Stored records
-----

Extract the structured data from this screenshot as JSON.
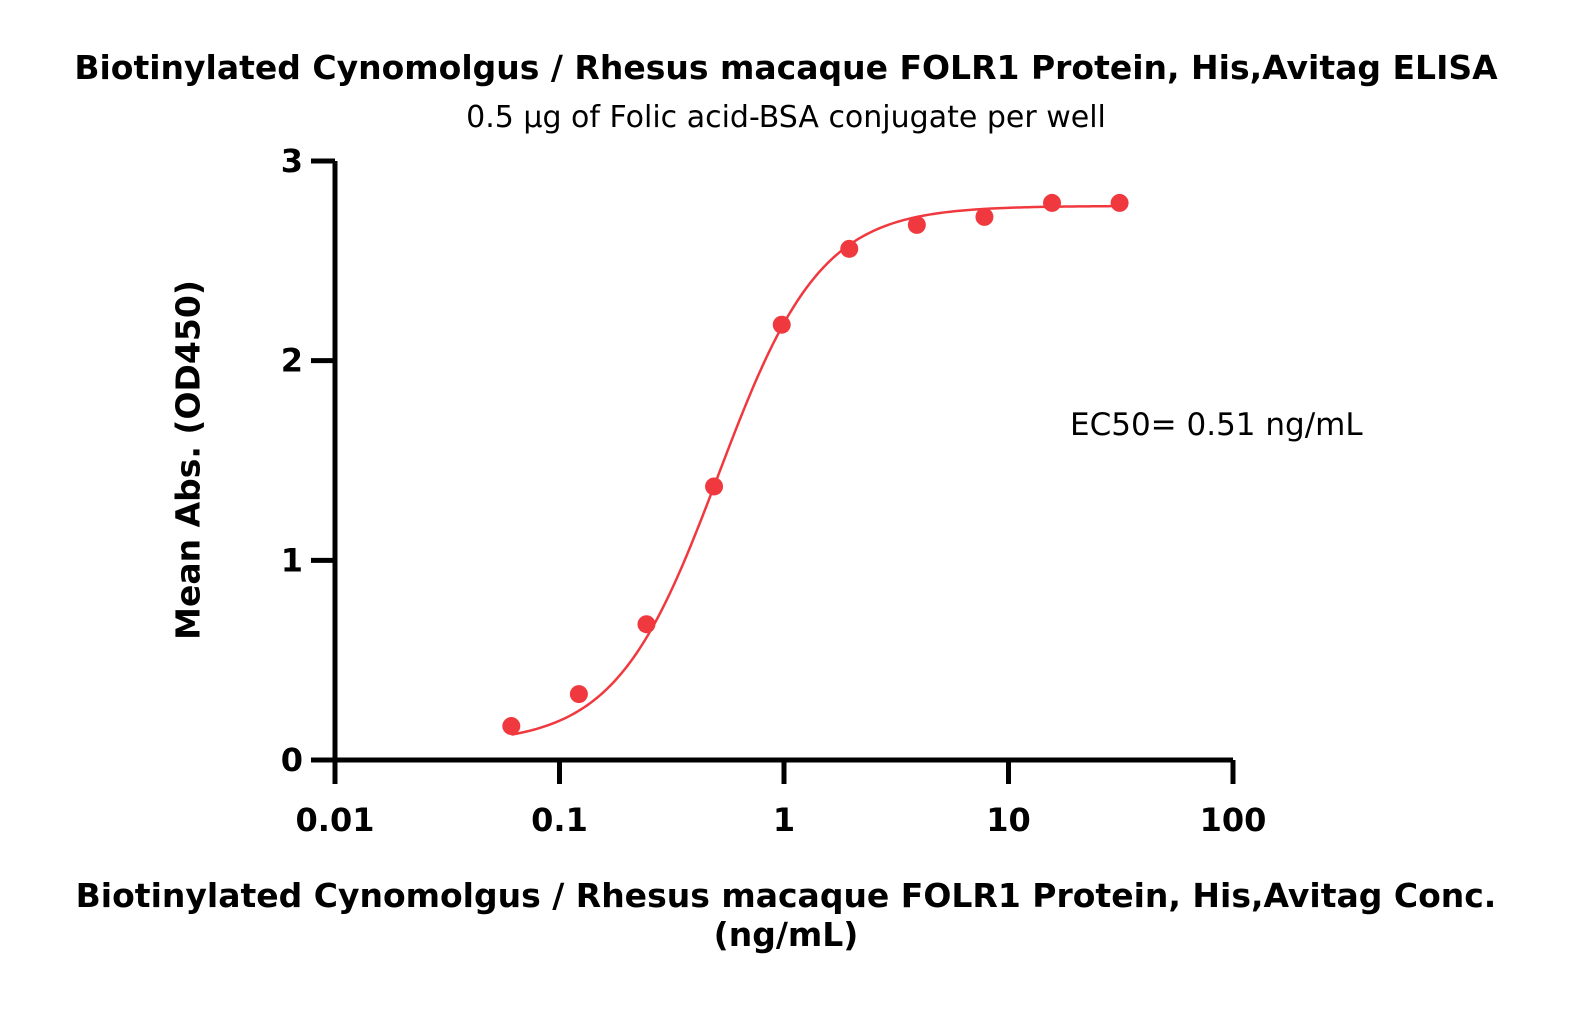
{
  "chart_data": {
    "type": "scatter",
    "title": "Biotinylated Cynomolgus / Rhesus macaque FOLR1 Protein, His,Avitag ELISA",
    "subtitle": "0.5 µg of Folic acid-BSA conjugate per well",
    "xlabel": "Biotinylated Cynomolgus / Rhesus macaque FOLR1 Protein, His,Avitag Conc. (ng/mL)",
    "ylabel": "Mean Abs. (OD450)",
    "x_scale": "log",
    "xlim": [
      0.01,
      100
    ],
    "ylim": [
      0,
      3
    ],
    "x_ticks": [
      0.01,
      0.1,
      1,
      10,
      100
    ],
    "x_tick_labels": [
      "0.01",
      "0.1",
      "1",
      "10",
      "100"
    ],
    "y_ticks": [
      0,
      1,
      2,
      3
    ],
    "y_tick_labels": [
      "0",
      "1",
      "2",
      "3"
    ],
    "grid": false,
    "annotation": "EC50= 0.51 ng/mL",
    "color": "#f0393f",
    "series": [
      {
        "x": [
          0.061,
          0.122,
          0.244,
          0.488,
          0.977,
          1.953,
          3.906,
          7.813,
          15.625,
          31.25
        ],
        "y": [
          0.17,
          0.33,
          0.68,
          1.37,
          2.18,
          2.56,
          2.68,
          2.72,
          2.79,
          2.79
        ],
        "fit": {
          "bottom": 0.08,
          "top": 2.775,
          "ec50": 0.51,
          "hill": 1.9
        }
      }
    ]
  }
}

-----

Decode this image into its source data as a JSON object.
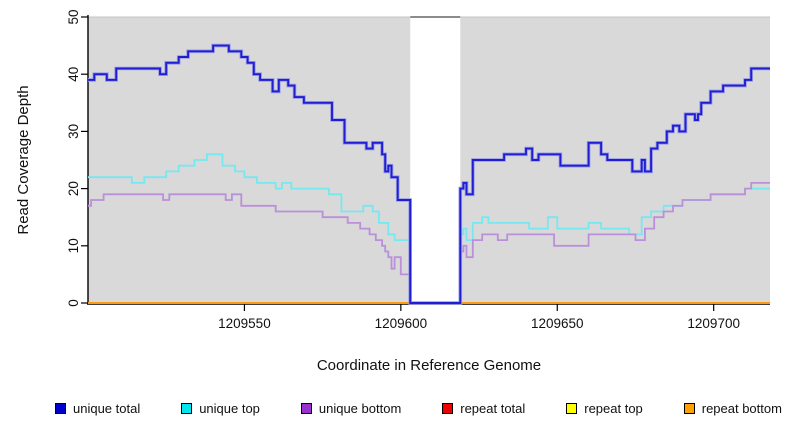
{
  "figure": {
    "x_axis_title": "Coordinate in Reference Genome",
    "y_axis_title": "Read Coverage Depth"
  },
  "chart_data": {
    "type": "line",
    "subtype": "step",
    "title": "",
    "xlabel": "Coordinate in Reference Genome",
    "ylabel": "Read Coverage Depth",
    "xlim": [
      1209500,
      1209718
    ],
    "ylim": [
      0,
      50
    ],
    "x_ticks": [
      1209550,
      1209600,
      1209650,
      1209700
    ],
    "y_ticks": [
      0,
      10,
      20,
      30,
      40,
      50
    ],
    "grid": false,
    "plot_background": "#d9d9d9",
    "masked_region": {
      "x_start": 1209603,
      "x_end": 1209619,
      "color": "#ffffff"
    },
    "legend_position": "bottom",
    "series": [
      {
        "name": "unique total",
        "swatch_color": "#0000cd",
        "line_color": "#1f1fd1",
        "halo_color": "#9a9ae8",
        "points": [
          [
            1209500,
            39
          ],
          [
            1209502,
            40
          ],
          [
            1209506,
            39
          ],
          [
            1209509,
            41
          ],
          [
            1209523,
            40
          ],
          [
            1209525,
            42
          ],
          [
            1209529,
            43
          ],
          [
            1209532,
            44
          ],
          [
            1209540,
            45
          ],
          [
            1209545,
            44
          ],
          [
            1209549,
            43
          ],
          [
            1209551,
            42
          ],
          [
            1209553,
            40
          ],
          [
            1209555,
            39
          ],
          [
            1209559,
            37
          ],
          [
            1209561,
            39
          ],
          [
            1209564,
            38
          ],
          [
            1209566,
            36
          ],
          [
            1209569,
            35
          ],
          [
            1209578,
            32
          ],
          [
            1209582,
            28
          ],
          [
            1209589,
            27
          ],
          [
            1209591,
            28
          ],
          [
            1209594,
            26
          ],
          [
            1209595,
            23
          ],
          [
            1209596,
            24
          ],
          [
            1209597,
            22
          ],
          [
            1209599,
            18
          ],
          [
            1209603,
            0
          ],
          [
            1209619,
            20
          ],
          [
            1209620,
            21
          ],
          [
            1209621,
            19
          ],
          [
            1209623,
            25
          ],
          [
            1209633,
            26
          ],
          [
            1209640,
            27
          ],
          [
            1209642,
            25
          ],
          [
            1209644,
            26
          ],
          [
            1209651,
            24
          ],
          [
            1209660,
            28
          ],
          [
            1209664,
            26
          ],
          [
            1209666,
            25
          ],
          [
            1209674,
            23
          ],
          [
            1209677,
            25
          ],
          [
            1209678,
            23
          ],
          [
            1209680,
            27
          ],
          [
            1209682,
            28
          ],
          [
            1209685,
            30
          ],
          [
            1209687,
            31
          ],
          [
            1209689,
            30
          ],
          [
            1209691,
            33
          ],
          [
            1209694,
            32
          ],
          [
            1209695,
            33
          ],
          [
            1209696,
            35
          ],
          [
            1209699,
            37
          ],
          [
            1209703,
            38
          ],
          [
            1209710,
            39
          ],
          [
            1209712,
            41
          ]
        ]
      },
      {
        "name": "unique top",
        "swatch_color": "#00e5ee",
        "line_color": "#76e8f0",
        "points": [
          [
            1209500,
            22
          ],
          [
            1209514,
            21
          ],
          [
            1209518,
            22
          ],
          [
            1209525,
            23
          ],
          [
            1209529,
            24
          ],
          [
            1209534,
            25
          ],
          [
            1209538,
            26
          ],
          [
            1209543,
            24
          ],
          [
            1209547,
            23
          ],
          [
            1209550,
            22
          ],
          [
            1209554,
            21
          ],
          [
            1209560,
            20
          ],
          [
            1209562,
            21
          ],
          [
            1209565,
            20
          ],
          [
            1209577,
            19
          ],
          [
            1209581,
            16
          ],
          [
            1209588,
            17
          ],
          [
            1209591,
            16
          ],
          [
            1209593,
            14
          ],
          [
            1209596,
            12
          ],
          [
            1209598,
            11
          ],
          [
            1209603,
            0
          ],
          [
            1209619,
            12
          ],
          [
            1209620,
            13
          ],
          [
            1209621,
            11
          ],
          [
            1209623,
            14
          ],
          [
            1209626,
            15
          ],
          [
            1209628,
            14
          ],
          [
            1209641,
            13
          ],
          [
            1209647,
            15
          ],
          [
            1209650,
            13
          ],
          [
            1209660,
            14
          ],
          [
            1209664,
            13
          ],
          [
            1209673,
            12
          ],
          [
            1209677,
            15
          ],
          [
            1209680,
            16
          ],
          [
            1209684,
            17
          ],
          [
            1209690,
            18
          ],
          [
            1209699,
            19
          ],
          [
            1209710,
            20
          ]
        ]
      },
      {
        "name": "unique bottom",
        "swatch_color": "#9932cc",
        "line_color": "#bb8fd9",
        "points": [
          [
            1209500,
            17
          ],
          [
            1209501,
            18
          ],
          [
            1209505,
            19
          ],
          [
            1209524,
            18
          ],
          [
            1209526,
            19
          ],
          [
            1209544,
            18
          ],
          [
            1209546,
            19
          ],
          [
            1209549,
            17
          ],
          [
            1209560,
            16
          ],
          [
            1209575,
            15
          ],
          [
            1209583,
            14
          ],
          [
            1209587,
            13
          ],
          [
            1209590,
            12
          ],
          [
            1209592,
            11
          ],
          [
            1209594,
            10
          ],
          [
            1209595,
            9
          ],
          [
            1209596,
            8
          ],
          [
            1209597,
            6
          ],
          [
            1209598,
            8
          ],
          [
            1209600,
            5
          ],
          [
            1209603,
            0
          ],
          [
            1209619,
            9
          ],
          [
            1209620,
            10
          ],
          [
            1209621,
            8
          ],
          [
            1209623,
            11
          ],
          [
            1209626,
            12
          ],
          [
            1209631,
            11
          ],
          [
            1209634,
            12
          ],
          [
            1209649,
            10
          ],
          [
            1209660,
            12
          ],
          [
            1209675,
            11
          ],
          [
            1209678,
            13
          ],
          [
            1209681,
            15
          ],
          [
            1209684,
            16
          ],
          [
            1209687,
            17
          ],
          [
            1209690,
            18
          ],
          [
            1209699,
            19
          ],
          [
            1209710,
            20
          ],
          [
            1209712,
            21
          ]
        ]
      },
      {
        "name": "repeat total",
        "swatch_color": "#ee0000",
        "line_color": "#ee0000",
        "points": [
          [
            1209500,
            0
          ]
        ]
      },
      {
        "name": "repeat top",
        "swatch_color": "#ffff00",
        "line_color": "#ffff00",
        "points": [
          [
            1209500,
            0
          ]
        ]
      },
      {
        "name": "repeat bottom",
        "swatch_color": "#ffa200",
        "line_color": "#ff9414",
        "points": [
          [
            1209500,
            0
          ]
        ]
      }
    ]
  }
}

-----

Problem requirements |
The only acceptable answer is a number: how many lines in the data above hold the word "total".

Task result |
2